═══ 주어진 기록
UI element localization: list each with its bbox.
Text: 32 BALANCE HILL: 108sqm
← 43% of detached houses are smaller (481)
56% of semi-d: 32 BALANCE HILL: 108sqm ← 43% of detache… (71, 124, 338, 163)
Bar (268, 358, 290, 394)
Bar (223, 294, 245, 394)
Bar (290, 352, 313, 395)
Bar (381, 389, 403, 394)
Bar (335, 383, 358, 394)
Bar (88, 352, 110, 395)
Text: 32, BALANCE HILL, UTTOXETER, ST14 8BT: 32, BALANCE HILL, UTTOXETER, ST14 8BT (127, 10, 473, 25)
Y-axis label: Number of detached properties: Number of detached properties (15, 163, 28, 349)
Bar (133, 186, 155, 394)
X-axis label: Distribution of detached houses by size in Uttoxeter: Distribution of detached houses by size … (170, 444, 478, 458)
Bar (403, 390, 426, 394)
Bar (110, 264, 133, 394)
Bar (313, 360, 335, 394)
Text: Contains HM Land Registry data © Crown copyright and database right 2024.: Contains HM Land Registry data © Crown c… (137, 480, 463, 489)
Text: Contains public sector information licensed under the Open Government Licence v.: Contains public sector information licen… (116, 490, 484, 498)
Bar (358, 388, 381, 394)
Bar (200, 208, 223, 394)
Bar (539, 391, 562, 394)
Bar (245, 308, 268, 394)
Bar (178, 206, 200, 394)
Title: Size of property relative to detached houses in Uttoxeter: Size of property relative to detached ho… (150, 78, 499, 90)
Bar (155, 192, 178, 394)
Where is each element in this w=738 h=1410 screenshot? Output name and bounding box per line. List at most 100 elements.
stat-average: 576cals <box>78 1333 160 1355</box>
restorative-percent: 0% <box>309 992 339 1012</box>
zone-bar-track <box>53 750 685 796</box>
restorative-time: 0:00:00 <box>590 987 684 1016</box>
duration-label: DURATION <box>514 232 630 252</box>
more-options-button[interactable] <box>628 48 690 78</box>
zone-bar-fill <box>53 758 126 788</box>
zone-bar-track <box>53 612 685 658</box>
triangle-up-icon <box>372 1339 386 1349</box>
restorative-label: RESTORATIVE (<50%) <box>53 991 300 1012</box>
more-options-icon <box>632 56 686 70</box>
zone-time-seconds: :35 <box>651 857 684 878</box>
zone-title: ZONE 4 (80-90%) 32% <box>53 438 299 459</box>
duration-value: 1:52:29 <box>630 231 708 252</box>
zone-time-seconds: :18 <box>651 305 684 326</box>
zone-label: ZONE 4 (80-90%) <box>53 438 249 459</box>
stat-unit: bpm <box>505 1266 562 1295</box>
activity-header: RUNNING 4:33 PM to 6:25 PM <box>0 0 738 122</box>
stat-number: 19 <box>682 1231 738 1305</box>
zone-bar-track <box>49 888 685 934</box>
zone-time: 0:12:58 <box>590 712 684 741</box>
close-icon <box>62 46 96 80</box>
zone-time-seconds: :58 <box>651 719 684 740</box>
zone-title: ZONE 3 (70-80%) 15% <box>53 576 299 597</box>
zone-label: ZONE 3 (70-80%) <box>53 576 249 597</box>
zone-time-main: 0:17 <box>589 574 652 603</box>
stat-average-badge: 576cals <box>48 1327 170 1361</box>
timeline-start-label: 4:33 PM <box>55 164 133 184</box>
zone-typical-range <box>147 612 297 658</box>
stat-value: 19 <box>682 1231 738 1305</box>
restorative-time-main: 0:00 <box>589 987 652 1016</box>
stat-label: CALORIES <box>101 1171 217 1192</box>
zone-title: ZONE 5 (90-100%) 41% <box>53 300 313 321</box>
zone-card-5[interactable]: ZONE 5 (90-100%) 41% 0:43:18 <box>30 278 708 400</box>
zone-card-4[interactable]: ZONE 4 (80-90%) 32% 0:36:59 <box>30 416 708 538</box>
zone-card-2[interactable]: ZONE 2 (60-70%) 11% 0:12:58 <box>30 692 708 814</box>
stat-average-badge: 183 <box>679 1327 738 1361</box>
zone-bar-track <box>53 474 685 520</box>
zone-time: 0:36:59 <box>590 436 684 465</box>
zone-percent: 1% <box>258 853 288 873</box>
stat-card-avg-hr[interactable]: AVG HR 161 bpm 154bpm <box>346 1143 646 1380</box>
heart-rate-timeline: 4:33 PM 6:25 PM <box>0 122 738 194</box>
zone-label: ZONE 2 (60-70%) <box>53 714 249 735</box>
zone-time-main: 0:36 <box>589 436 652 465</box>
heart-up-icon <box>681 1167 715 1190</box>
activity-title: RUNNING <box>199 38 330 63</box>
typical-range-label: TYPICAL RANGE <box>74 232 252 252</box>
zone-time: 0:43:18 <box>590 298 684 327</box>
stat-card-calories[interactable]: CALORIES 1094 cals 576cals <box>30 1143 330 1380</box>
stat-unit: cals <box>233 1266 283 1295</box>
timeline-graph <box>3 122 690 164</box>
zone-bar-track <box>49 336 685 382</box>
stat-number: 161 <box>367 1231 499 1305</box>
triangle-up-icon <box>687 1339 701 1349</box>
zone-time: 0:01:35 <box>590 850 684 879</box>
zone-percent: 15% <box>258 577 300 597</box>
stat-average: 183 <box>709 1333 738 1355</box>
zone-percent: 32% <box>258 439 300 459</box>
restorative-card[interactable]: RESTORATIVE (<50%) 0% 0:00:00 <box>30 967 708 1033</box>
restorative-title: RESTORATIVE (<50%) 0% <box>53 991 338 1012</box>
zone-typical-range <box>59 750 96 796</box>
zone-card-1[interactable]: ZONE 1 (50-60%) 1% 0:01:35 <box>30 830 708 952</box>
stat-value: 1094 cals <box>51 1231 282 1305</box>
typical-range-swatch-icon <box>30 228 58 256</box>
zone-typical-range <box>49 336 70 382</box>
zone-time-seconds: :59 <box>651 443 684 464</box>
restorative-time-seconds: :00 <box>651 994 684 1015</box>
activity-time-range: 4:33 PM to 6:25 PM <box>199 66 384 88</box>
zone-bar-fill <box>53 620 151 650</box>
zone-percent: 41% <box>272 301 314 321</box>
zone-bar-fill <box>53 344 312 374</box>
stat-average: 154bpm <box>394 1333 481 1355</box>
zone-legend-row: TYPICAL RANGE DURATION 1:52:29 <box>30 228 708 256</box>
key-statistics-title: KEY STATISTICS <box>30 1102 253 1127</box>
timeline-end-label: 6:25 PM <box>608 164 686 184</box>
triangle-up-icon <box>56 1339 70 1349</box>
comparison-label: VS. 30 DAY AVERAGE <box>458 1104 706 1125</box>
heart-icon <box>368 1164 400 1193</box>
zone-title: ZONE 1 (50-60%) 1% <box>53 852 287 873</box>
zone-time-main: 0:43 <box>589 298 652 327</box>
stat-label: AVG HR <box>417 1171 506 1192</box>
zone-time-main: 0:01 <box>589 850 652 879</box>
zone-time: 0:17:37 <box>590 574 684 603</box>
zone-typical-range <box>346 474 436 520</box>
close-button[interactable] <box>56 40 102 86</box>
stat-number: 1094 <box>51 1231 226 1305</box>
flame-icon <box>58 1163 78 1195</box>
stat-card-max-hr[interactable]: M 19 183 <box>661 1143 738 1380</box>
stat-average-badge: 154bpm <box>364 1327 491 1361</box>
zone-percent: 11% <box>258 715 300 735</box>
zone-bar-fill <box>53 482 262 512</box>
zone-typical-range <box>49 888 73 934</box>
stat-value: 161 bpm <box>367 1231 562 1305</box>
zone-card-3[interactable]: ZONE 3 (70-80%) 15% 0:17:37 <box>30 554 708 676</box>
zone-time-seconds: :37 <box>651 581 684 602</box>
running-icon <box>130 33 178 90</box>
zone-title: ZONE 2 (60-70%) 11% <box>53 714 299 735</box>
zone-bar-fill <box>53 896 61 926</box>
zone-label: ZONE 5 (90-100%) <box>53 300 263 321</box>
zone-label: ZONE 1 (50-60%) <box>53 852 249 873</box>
══════
작업 내용 » 기록의 첫 줄에서 시작해 "triangle-up-icon <box>372 1339 386 1349</box>"가 들어 있는 줄에서 멈추고, 그 사이의 줄을 양 끝 줄까지 포함해 한 글자도 바꾸지 말고 다시 적어 내세요.

답변 »
UI element localization: list each with its bbox.
Text: 32 BALANCE HILL: 108sqm
← 43% of detached houses are smaller (481)
56% of semi-d: 32 BALANCE HILL: 108sqm ← 43% of detache… (71, 124, 338, 163)
Bar (268, 358, 290, 394)
Bar (223, 294, 245, 394)
Bar (290, 352, 313, 395)
Bar (381, 389, 403, 394)
Bar (335, 383, 358, 394)
Bar (88, 352, 110, 395)
Text: 32, BALANCE HILL, UTTOXETER, ST14 8BT: 32, BALANCE HILL, UTTOXETER, ST14 8BT (127, 10, 473, 25)
Y-axis label: Number of detached properties: Number of detached properties (15, 163, 28, 349)
Bar (133, 186, 155, 394)
X-axis label: Distribution of detached houses by size in Uttoxeter: Distribution of detached houses by size … (170, 444, 478, 458)
Bar (403, 390, 426, 394)
Bar (110, 264, 133, 394)
Bar (313, 360, 335, 394)
Text: Contains HM Land Registry data © Crown copyright and database right 2024.: Contains HM Land Registry data © Crown c… (137, 480, 463, 489)
Text: Contains public sector information licensed under the Open Government Licence v.: Contains public sector information licen… (116, 490, 484, 498)
Bar (358, 388, 381, 394)
Bar (200, 208, 223, 394)
Bar (539, 391, 562, 394)
Bar (245, 308, 268, 394)
Bar (178, 206, 200, 394)
Title: Size of property relative to detached houses in Uttoxeter: Size of property relative to detached ho… (150, 78, 499, 90)
Bar (155, 192, 178, 394)
Where is each element in this w=738 h=1410 screenshot? Output name and bounding box per line. List at most 100 elements.
stat-average: 576cals <box>78 1333 160 1355</box>
restorative-percent: 0% <box>309 992 339 1012</box>
zone-bar-track <box>53 750 685 796</box>
restorative-time: 0:00:00 <box>590 987 684 1016</box>
duration-label: DURATION <box>514 232 630 252</box>
more-options-button[interactable] <box>628 48 690 78</box>
zone-bar-fill <box>53 758 126 788</box>
zone-bar-track <box>53 612 685 658</box>
triangle-up-icon <box>372 1339 386 1349</box>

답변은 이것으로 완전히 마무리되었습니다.